> WHAT IS NEEDED
Write out every line of the material exactly as it appears.

Items from a dataset
──────────
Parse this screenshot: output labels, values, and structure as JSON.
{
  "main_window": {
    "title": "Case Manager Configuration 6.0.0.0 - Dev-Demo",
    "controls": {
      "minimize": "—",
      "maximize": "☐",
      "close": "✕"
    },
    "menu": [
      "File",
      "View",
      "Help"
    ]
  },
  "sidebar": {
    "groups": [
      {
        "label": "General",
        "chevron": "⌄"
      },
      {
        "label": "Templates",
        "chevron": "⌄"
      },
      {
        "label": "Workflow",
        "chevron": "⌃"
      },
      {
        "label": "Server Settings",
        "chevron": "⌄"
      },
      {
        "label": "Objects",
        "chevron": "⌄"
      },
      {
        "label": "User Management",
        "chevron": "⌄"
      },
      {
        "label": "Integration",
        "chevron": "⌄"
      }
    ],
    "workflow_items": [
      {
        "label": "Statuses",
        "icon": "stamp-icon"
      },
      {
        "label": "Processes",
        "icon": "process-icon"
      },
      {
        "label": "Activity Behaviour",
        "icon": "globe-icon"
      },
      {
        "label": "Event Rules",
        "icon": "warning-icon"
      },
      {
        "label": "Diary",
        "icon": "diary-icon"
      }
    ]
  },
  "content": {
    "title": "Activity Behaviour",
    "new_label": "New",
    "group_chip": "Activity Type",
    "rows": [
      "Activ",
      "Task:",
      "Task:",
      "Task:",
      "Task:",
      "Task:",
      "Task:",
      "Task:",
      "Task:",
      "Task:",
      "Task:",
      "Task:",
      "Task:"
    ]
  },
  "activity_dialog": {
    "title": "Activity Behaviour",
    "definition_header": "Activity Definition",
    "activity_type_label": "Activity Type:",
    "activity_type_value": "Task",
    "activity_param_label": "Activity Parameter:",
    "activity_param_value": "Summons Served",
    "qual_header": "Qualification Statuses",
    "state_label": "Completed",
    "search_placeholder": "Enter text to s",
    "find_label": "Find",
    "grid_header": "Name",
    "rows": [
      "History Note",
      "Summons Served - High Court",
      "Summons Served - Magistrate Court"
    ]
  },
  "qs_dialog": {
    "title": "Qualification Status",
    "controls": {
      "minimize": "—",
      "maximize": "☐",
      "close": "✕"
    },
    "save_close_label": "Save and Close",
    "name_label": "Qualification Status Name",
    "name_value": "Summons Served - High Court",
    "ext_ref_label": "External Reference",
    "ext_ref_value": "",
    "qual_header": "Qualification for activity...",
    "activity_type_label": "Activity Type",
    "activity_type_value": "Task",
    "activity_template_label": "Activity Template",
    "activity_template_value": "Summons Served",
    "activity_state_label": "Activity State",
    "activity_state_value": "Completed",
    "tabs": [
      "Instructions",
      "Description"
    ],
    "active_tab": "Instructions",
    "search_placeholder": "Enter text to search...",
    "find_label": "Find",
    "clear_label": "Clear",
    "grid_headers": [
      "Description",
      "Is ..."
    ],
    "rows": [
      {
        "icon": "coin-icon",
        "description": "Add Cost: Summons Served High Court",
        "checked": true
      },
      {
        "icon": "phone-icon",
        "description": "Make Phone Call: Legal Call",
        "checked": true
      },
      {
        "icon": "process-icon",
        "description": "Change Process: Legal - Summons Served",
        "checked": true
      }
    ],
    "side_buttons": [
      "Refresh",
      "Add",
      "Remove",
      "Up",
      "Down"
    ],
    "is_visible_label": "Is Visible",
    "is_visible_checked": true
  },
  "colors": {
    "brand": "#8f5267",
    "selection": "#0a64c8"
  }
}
──────────
> RESULT FOR THIS TASK
Parse this screenshot: output labels, values, and structure as JSON.
{
  "main_window": {
    "title": "Case Manager Configuration 6.0.0.0 - Dev-Demo",
    "controls": {
      "minimize": "—",
      "maximize": "☐",
      "close": "✕"
    },
    "menu": [
      "File",
      "View",
      "Help"
    ]
  },
  "sidebar": {
    "groups": [
      {
        "label": "General",
        "chevron": "⌄"
      },
      {
        "label": "Templates",
        "chevron": "⌄"
      },
      {
        "label": "Workflow",
        "chevron": "⌃"
      },
      {
        "label": "Server Settings",
        "chevron": "⌄"
      },
      {
        "label": "Objects",
        "chevron": "⌄"
      },
      {
        "label": "User Management",
        "chevron": "⌄"
      },
      {
        "label": "Integration",
        "chevron": "⌄"
      }
    ],
    "workflow_items": [
      {
        "label": "Statuses",
        "icon": "stamp-icon"
      },
      {
        "label": "Processes",
        "icon": "process-icon"
      },
      {
        "label": "Activity Behaviour",
        "icon": "globe-icon"
      },
      {
        "label": "Event Rules",
        "icon": "warning-icon"
      },
      {
        "label": "Diary",
        "icon": "diary-icon"
      }
    ]
  },
  "content": {
    "title": "Activity Behaviour",
    "new_label": "New",
    "group_chip": "Activity Type",
    "rows": [
      "Activ",
      "Task:",
      "Task:",
      "Task:",
      "Task:",
      "Task:",
      "Task:",
      "Task:",
      "Task:",
      "Task:",
      "Task:",
      "Task:",
      "Task:"
    ]
  },
  "activity_dialog": {
    "title": "Activity Behaviour",
    "definition_header": "Activity Definition",
    "activity_type_label": "Activity Type:",
    "activity_type_value": "Task",
    "activity_param_label": "Activity Parameter:",
    "activity_param_value": "Summons Served",
    "qual_header": "Qualification Statuses",
    "state_label": "Completed",
    "search_placeholder": "Enter text to s",
    "find_label": "Find",
    "grid_header": "Name",
    "rows": [
      "History Note",
      "Summons Served - High Court",
      "Summons Served - Magistrate Court"
    ]
  },
  "qs_dialog": {
    "title": "Qualification Status",
    "controls": {
      "minimize": "—",
      "maximize": "☐",
      "close": "✕"
    },
    "save_close_label": "Save and Close",
    "name_label": "Qualification Status Name",
    "name_value": "Summons Served - High Court",
    "ext_ref_label": "External Reference",
    "ext_ref_value": "",
    "qual_header": "Qualification for activity...",
    "activity_type_label": "Activity Type",
    "activity_type_value": "Task",
    "activity_template_label": "Activity Template",
    "activity_template_value": "Summons Served",
    "activity_state_label": "Activity State",
    "activity_state_value": "Completed",
    "tabs": [
      "Instructions",
      "Description"
    ],
    "active_tab": "Instructions",
    "search_placeholder": "Enter text to search...",
    "find_label": "Find",
    "clear_label": "Clear",
    "grid_headers": [
      "Description",
      "Is ..."
    ],
    "rows": [
      {
        "icon": "coin-icon",
        "description": "Add Cost: Summons Served High Court",
        "checked": true
      },
      {
        "icon": "phone-icon",
        "description": "Make Phone Call: Legal Call",
        "checked": true
      },
      {
        "icon": "process-icon",
        "description": "Change Process: Legal - Summons Served",
        "checked": true
      }
    ],
    "side_buttons": [
      "Refresh",
      "Add",
      "Remove",
      "Up",
      "Down"
    ],
    "is_visible_label": "Is Visible",
    "is_visible_checked": true
  },
  "colors": {
    "brand": "#8f5267",
    "selection": "#0a64c8"
  }
}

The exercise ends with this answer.